[Data extracted from a collection]

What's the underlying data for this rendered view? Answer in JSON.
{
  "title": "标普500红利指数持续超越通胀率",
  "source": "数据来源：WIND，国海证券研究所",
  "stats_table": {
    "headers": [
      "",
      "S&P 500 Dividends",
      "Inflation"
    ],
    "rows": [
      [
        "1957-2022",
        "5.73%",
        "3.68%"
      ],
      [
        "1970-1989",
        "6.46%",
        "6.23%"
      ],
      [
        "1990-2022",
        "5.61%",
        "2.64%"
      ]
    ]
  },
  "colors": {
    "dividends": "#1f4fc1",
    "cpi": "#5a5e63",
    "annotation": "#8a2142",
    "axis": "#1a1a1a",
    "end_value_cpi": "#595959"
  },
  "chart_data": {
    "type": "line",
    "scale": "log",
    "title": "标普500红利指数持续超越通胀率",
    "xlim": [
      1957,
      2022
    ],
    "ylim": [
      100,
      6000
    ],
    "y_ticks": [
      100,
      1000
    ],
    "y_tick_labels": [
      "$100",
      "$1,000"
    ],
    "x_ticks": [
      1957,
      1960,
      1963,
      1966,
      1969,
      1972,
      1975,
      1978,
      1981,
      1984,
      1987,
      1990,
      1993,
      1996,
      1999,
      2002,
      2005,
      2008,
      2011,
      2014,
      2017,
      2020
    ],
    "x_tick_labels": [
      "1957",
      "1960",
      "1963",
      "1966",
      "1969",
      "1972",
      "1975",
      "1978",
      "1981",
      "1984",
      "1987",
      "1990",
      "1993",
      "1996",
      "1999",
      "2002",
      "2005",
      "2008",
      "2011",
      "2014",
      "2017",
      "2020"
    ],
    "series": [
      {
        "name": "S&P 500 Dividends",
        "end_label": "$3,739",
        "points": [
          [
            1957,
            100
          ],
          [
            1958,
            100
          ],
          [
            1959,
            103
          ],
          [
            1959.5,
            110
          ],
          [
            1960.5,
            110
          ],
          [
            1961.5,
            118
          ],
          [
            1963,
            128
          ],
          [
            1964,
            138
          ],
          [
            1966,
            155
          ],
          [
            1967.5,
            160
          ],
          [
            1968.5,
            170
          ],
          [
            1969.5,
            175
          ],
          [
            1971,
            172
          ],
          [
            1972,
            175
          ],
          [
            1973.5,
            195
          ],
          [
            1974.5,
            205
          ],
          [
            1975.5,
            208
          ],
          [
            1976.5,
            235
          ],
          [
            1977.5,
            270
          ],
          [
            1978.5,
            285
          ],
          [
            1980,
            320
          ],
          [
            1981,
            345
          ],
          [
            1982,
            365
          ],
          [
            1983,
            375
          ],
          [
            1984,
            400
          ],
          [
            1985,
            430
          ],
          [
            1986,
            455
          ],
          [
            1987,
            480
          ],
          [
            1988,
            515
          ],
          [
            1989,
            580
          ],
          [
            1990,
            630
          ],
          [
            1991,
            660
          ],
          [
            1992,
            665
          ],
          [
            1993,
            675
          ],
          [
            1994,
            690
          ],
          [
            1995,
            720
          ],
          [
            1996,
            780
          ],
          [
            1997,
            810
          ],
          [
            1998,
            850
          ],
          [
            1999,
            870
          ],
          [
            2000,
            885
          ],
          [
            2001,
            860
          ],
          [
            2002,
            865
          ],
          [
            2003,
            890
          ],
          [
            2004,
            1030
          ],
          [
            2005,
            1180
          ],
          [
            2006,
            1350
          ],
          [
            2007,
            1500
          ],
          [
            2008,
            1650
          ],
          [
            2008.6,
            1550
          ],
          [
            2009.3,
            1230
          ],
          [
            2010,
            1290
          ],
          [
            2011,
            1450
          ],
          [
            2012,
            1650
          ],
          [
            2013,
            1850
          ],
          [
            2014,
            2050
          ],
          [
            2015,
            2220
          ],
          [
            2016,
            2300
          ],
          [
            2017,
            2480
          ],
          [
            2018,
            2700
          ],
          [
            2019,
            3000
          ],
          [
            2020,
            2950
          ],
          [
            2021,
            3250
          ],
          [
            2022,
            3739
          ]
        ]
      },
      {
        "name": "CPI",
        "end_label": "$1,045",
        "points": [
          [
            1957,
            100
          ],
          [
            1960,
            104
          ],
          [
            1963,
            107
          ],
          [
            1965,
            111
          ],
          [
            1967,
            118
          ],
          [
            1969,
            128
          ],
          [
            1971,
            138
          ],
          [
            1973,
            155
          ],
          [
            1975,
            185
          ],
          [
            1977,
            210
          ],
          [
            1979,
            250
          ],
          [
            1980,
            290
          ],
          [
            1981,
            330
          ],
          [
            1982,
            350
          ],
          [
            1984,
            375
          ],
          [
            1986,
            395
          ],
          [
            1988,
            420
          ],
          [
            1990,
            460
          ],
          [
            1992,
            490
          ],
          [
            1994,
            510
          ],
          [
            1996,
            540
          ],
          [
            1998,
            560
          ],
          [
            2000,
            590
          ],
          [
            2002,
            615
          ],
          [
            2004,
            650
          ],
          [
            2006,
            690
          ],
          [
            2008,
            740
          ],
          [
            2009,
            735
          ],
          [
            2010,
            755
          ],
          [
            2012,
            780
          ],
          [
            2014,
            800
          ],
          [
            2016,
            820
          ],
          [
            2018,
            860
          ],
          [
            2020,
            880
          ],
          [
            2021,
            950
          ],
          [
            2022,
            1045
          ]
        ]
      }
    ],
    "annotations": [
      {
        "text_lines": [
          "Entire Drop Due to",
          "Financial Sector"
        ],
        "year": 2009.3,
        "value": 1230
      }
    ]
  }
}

#### Written exercise:
Write out every line of the material again, exactly as it reads.

#### The response:
What's the underlying data for this rendered view? Answer in JSON.
{
  "title": "标普500红利指数持续超越通胀率",
  "source": "数据来源：WIND，国海证券研究所",
  "stats_table": {
    "headers": [
      "",
      "S&P 500 Dividends",
      "Inflation"
    ],
    "rows": [
      [
        "1957-2022",
        "5.73%",
        "3.68%"
      ],
      [
        "1970-1989",
        "6.46%",
        "6.23%"
      ],
      [
        "1990-2022",
        "5.61%",
        "2.64%"
      ]
    ]
  },
  "colors": {
    "dividends": "#1f4fc1",
    "cpi": "#5a5e63",
    "annotation": "#8a2142",
    "axis": "#1a1a1a",
    "end_value_cpi": "#595959"
  },
  "chart_data": {
    "type": "line",
    "scale": "log",
    "title": "标普500红利指数持续超越通胀率",
    "xlim": [
      1957,
      2022
    ],
    "ylim": [
      100,
      6000
    ],
    "y_ticks": [
      100,
      1000
    ],
    "y_tick_labels": [
      "$100",
      "$1,000"
    ],
    "x_ticks": [
      1957,
      1960,
      1963,
      1966,
      1969,
      1972,
      1975,
      1978,
      1981,
      1984,
      1987,
      1990,
      1993,
      1996,
      1999,
      2002,
      2005,
      2008,
      2011,
      2014,
      2017,
      2020
    ],
    "x_tick_labels": [
      "1957",
      "1960",
      "1963",
      "1966",
      "1969",
      "1972",
      "1975",
      "1978",
      "1981",
      "1984",
      "1987",
      "1990",
      "1993",
      "1996",
      "1999",
      "2002",
      "2005",
      "2008",
      "2011",
      "2014",
      "2017",
      "2020"
    ],
    "series": [
      {
        "name": "S&P 500 Dividends",
        "end_label": "$3,739",
        "points": [
          [
            1957,
            100
          ],
          [
            1958,
            100
          ],
          [
            1959,
            103
          ],
          [
            1959.5,
            110
          ],
          [
            1960.5,
            110
          ],
          [
            1961.5,
            118
          ],
          [
            1963,
            128
          ],
          [
            1964,
            138
          ],
          [
            1966,
            155
          ],
          [
            1967.5,
            160
          ],
          [
            1968.5,
            170
          ],
          [
            1969.5,
            175
          ],
          [
            1971,
            172
          ],
          [
            1972,
            175
          ],
          [
            1973.5,
            195
          ],
          [
            1974.5,
            205
          ],
          [
            1975.5,
            208
          ],
          [
            1976.5,
            235
          ],
          [
            1977.5,
            270
          ],
          [
            1978.5,
            285
          ],
          [
            1980,
            320
          ],
          [
            1981,
            345
          ],
          [
            1982,
            365
          ],
          [
            1983,
            375
          ],
          [
            1984,
            400
          ],
          [
            1985,
            430
          ],
          [
            1986,
            455
          ],
          [
            1987,
            480
          ],
          [
            1988,
            515
          ],
          [
            1989,
            580
          ],
          [
            1990,
            630
          ],
          [
            1991,
            660
          ],
          [
            1992,
            665
          ],
          [
            1993,
            675
          ],
          [
            1994,
            690
          ],
          [
            1995,
            720
          ],
          [
            1996,
            780
          ],
          [
            1997,
            810
          ],
          [
            1998,
            850
          ],
          [
            1999,
            870
          ],
          [
            2000,
            885
          ],
          [
            2001,
            860
          ],
          [
            2002,
            865
          ],
          [
            2003,
            890
          ],
          [
            2004,
            1030
          ],
          [
            2005,
            1180
          ],
          [
            2006,
            1350
          ],
          [
            2007,
            1500
          ],
          [
            2008,
            1650
          ],
          [
            2008.6,
            1550
          ],
          [
            2009.3,
            1230
          ],
          [
            2010,
            1290
          ],
          [
            2011,
            1450
          ],
          [
            2012,
            1650
          ],
          [
            2013,
            1850
          ],
          [
            2014,
            2050
          ],
          [
            2015,
            2220
          ],
          [
            2016,
            2300
          ],
          [
            2017,
            2480
          ],
          [
            2018,
            2700
          ],
          [
            2019,
            3000
          ],
          [
            2020,
            2950
          ],
          [
            2021,
            3250
          ],
          [
            2022,
            3739
          ]
        ]
      },
      {
        "name": "CPI",
        "end_label": "$1,045",
        "points": [
          [
            1957,
            100
          ],
          [
            1960,
            104
          ],
          [
            1963,
            107
          ],
          [
            1965,
            111
          ],
          [
            1967,
            118
          ],
          [
            1969,
            128
          ],
          [
            1971,
            138
          ],
          [
            1973,
            155
          ],
          [
            1975,
            185
          ],
          [
            1977,
            210
          ],
          [
            1979,
            250
          ],
          [
            1980,
            290
          ],
          [
            1981,
            330
          ],
          [
            1982,
            350
          ],
          [
            1984,
            375
          ],
          [
            1986,
            395
          ],
          [
            1988,
            420
          ],
          [
            1990,
            460
          ],
          [
            1992,
            490
          ],
          [
            1994,
            510
          ],
          [
            1996,
            540
          ],
          [
            1998,
            560
          ],
          [
            2000,
            590
          ],
          [
            2002,
            615
          ],
          [
            2004,
            650
          ],
          [
            2006,
            690
          ],
          [
            2008,
            740
          ],
          [
            2009,
            735
          ],
          [
            2010,
            755
          ],
          [
            2012,
            780
          ],
          [
            2014,
            800
          ],
          [
            2016,
            820
          ],
          [
            2018,
            860
          ],
          [
            2020,
            880
          ],
          [
            2021,
            950
          ],
          [
            2022,
            1045
          ]
        ]
      }
    ],
    "annotations": [
      {
        "text_lines": [
          "Entire Drop Due to",
          "Financial Sector"
        ],
        "year": 2009.3,
        "value": 1230
      }
    ]
  }
}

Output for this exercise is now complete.